Task details. Quote the records beneath, complete and exact. Leave out images.

====

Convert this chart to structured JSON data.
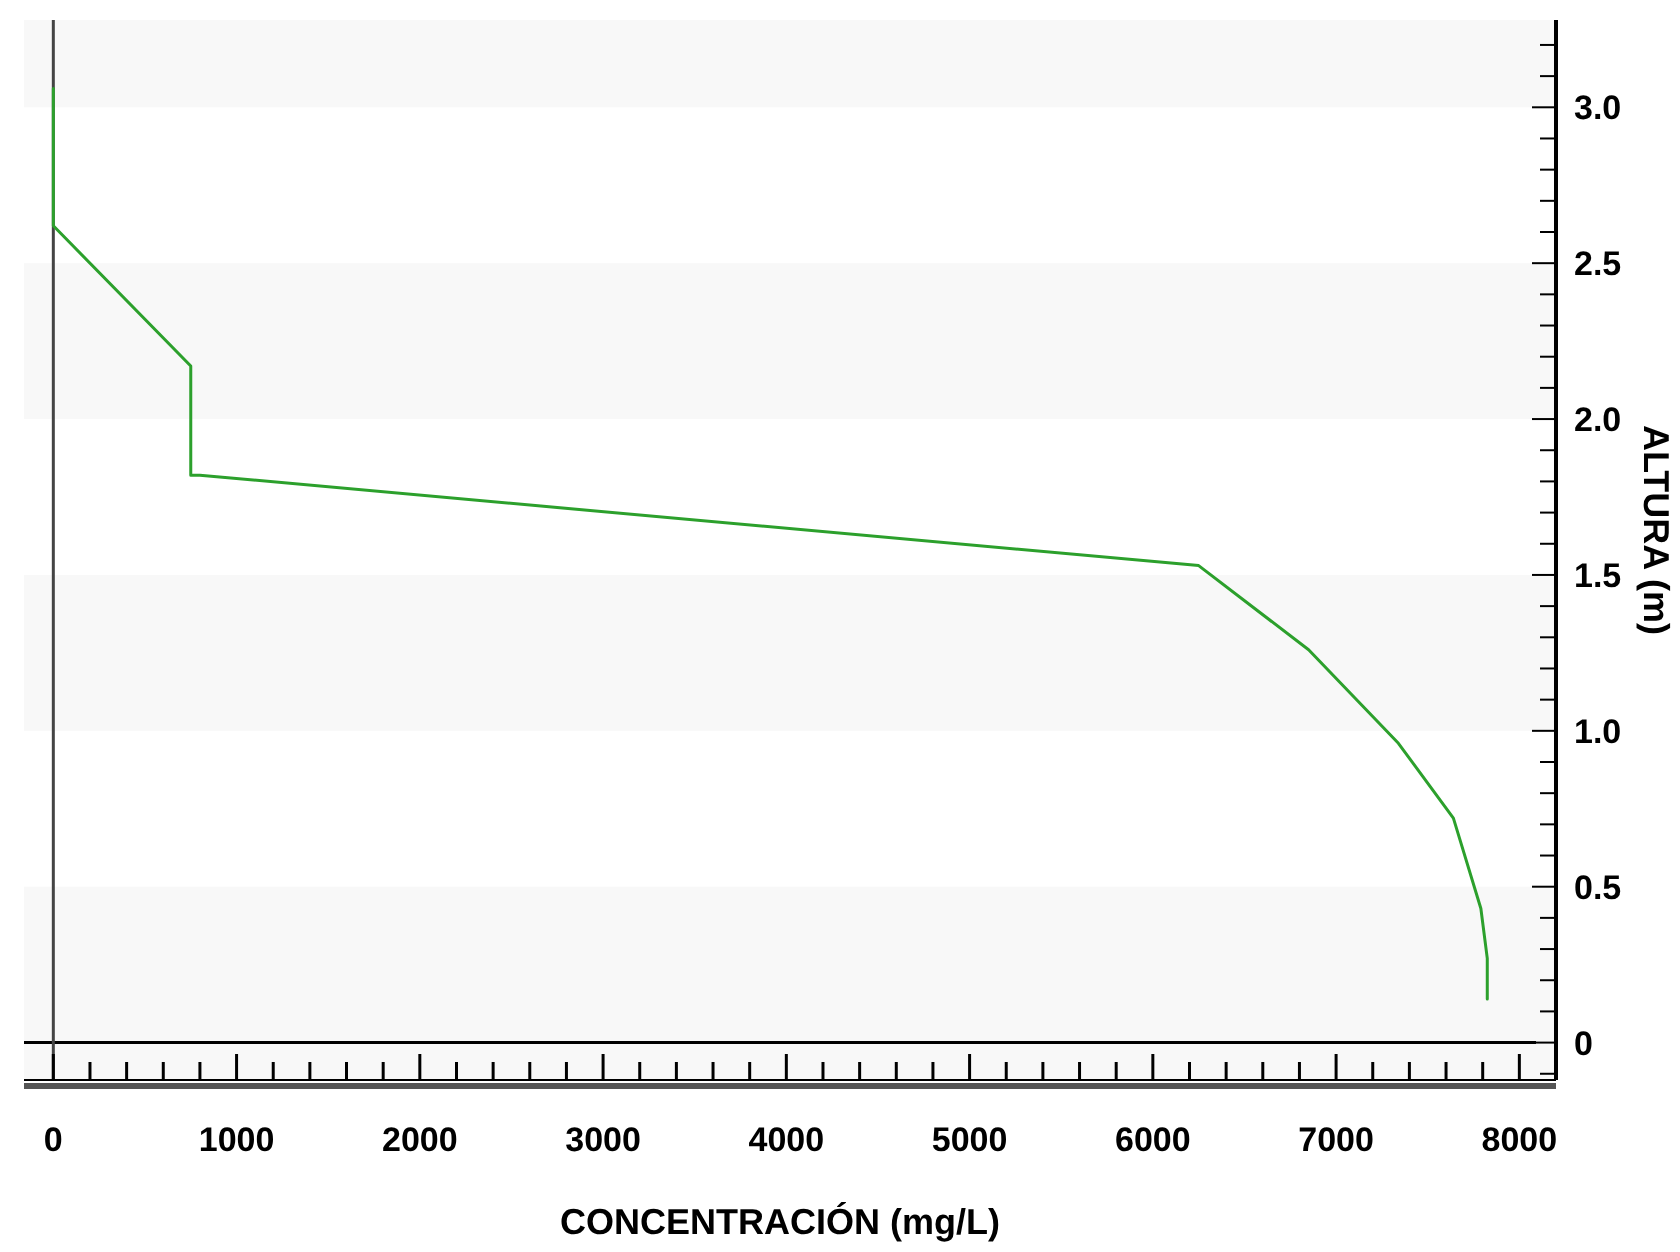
{
  "chart_data": {
    "type": "line",
    "xlabel": "CONCENTRACIÓN (mg/L)",
    "ylabel": "ALTURA (m)",
    "x": [
      0,
      0,
      750,
      750,
      800,
      6250,
      6850,
      7340,
      7640,
      7790,
      7825,
      7825
    ],
    "series": [
      {
        "color": "#2ca02c",
        "values": [
          3.06,
          2.62,
          2.17,
          1.82,
          1.82,
          1.53,
          1.26,
          0.96,
          0.72,
          0.43,
          0.27,
          0.14
        ]
      }
    ],
    "xlim": [
      -160,
      8200
    ],
    "ylim": [
      -0.12,
      3.28
    ],
    "xticks": [
      0,
      {
        "value": 200,
        "label": null
      },
      {
        "value": 400,
        "label": null
      },
      {
        "value": 600,
        "label": null
      },
      {
        "value": 800,
        "label": null
      },
      1000,
      {
        "value": 1200,
        "label": null
      },
      {
        "value": 1400,
        "label": null
      },
      {
        "value": 1600,
        "label": null
      },
      {
        "value": 1800,
        "label": null
      },
      2000,
      {
        "value": 2200,
        "label": null
      },
      {
        "value": 2400,
        "label": null
      },
      {
        "value": 2600,
        "label": null
      },
      {
        "value": 2800,
        "label": null
      },
      3000,
      {
        "value": 3200,
        "label": null
      },
      {
        "value": 3400,
        "label": null
      },
      {
        "value": 3600,
        "label": null
      },
      {
        "value": 3800,
        "label": null
      },
      4000,
      {
        "value": 4200,
        "label": null
      },
      {
        "value": 4400,
        "label": null
      },
      {
        "value": 4600,
        "label": null
      },
      {
        "value": 4800,
        "label": null
      },
      5000,
      {
        "value": 5200,
        "label": null
      },
      {
        "value": 5400,
        "label": null
      },
      {
        "value": 5600,
        "label": null
      },
      {
        "value": 5800,
        "label": null
      },
      6000,
      {
        "value": 6200,
        "label": null
      },
      {
        "value": 6400,
        "label": null
      },
      {
        "value": 6600,
        "label": null
      },
      {
        "value": 6800,
        "label": null
      },
      7000,
      {
        "value": 7200,
        "label": null
      },
      {
        "value": 7400,
        "label": null
      },
      {
        "value": 7600,
        "label": null
      },
      {
        "value": 7800,
        "label": null
      },
      8000,
      {
        "value": 8200,
        "label": null
      }
    ],
    "yticks": [
      {
        "value": -0.1,
        "label": null
      },
      0,
      {
        "value": 0.1,
        "label": null
      },
      {
        "value": 0.2,
        "label": null
      },
      {
        "value": 0.3,
        "label": null
      },
      {
        "value": 0.4,
        "label": null
      },
      0.5,
      {
        "value": 0.6,
        "label": null
      },
      {
        "value": 0.7,
        "label": null
      },
      {
        "value": 0.8,
        "label": null
      },
      {
        "value": 0.9,
        "label": null
      },
      {
        "value": 1.0,
        "label": "1.0"
      },
      {
        "value": 1.1,
        "label": null
      },
      {
        "value": 1.2,
        "label": null
      },
      {
        "value": 1.3,
        "label": null
      },
      {
        "value": 1.4,
        "label": null
      },
      1.5,
      {
        "value": 1.6,
        "label": null
      },
      {
        "value": 1.7,
        "label": null
      },
      {
        "value": 1.8,
        "label": null
      },
      {
        "value": 1.9,
        "label": null
      },
      {
        "value": 2.0,
        "label": "2.0"
      },
      {
        "value": 2.1,
        "label": null
      },
      {
        "value": 2.2,
        "label": null
      },
      {
        "value": 2.3,
        "label": null
      },
      {
        "value": 2.4,
        "label": null
      },
      2.5,
      {
        "value": 2.6,
        "label": null
      },
      {
        "value": 2.7,
        "label": null
      },
      {
        "value": 2.8,
        "label": null
      },
      {
        "value": 2.9,
        "label": null
      },
      {
        "value": 3.0,
        "label": "3.0"
      },
      {
        "value": 3.1,
        "label": null
      },
      {
        "value": 3.2,
        "label": null
      }
    ],
    "bands": [
      {
        "axis": "y",
        "from": -0.12,
        "to": 0.5,
        "color": "#f8f8f8"
      },
      {
        "axis": "y",
        "from": 1.0,
        "to": 1.5,
        "color": "#f8f8f8"
      },
      {
        "axis": "y",
        "from": 2.0,
        "to": 2.5,
        "color": "#f8f8f8"
      },
      {
        "axis": "y",
        "from": 3.0,
        "to": 3.28,
        "color": "#f8f8f8"
      }
    ],
    "ref_lines": [
      {
        "axis": "y",
        "value": 0,
        "color": "#000000"
      },
      {
        "axis": "x",
        "value": 0,
        "color": "#444444"
      }
    ],
    "grid": false,
    "marker": "none",
    "line_style": "solid"
  }
}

====

Response below.
Convert this chart to structured JSON data.
{
  "chart_data": {
    "type": "line",
    "xlabel": "CONCENTRACIÓN (mg/L)",
    "ylabel": "ALTURA (m)",
    "x": [
      0,
      0,
      750,
      750,
      800,
      6250,
      6850,
      7340,
      7640,
      7790,
      7825,
      7825
    ],
    "series": [
      {
        "color": "#2ca02c",
        "values": [
          3.06,
          2.62,
          2.17,
          1.82,
          1.82,
          1.53,
          1.26,
          0.96,
          0.72,
          0.43,
          0.27,
          0.14
        ]
      }
    ],
    "xlim": [
      -160,
      8200
    ],
    "ylim": [
      -0.12,
      3.28
    ],
    "xticks": [
      0,
      {
        "value": 200,
        "label": null
      },
      {
        "value": 400,
        "label": null
      },
      {
        "value": 600,
        "label": null
      },
      {
        "value": 800,
        "label": null
      },
      1000,
      {
        "value": 1200,
        "label": null
      },
      {
        "value": 1400,
        "label": null
      },
      {
        "value": 1600,
        "label": null
      },
      {
        "value": 1800,
        "label": null
      },
      2000,
      {
        "value": 2200,
        "label": null
      },
      {
        "value": 2400,
        "label": null
      },
      {
        "value": 2600,
        "label": null
      },
      {
        "value": 2800,
        "label": null
      },
      3000,
      {
        "value": 3200,
        "label": null
      },
      {
        "value": 3400,
        "label": null
      },
      {
        "value": 3600,
        "label": null
      },
      {
        "value": 3800,
        "label": null
      },
      4000,
      {
        "value": 4200,
        "label": null
      },
      {
        "value": 4400,
        "label": null
      },
      {
        "value": 4600,
        "label": null
      },
      {
        "value": 4800,
        "label": null
      },
      5000,
      {
        "value": 5200,
        "label": null
      },
      {
        "value": 5400,
        "label": null
      },
      {
        "value": 5600,
        "label": null
      },
      {
        "value": 5800,
        "label": null
      },
      6000,
      {
        "value": 6200,
        "label": null
      },
      {
        "value": 6400,
        "label": null
      },
      {
        "value": 6600,
        "label": null
      },
      {
        "value": 6800,
        "label": null
      },
      7000,
      {
        "value": 7200,
        "label": null
      },
      {
        "value": 7400,
        "label": null
      },
      {
        "value": 7600,
        "label": null
      },
      {
        "value": 7800,
        "label": null
      },
      8000,
      {
        "value": 8200,
        "label": null
      }
    ],
    "yticks": [
      {
        "value": -0.1,
        "label": null
      },
      0,
      {
        "value": 0.1,
        "label": null
      },
      {
        "value": 0.2,
        "label": null
      },
      {
        "value": 0.3,
        "label": null
      },
      {
        "value": 0.4,
        "label": null
      },
      0.5,
      {
        "value": 0.6,
        "label": null
      },
      {
        "value": 0.7,
        "label": null
      },
      {
        "value": 0.8,
        "label": null
      },
      {
        "value": 0.9,
        "label": null
      },
      {
        "value": 1.0,
        "label": "1.0"
      },
      {
        "value": 1.1,
        "label": null
      },
      {
        "value": 1.2,
        "label": null
      },
      {
        "value": 1.3,
        "label": null
      },
      {
        "value": 1.4,
        "label": null
      },
      1.5,
      {
        "value": 1.6,
        "label": null
      },
      {
        "value": 1.7,
        "label": null
      },
      {
        "value": 1.8,
        "label": null
      },
      {
        "value": 1.9,
        "label": null
      },
      {
        "value": 2.0,
        "label": "2.0"
      },
      {
        "value": 2.1,
        "label": null
      },
      {
        "value": 2.2,
        "label": null
      },
      {
        "value": 2.3,
        "label": null
      },
      {
        "value": 2.4,
        "label": null
      },
      2.5,
      {
        "value": 2.6,
        "label": null
      },
      {
        "value": 2.7,
        "label": null
      },
      {
        "value": 2.8,
        "label": null
      },
      {
        "value": 2.9,
        "label": null
      },
      {
        "value": 3.0,
        "label": "3.0"
      },
      {
        "value": 3.1,
        "label": null
      },
      {
        "value": 3.2,
        "label": null
      }
    ],
    "bands": [
      {
        "axis": "y",
        "from": -0.12,
        "to": 0.5,
        "color": "#f8f8f8"
      },
      {
        "axis": "y",
        "from": 1.0,
        "to": 1.5,
        "color": "#f8f8f8"
      },
      {
        "axis": "y",
        "from": 2.0,
        "to": 2.5,
        "color": "#f8f8f8"
      },
      {
        "axis": "y",
        "from": 3.0,
        "to": 3.28,
        "color": "#f8f8f8"
      }
    ],
    "ref_lines": [
      {
        "axis": "y",
        "value": 0,
        "color": "#000000"
      },
      {
        "axis": "x",
        "value": 0,
        "color": "#444444"
      }
    ],
    "grid": false,
    "marker": "none",
    "line_style": "solid"
  }
}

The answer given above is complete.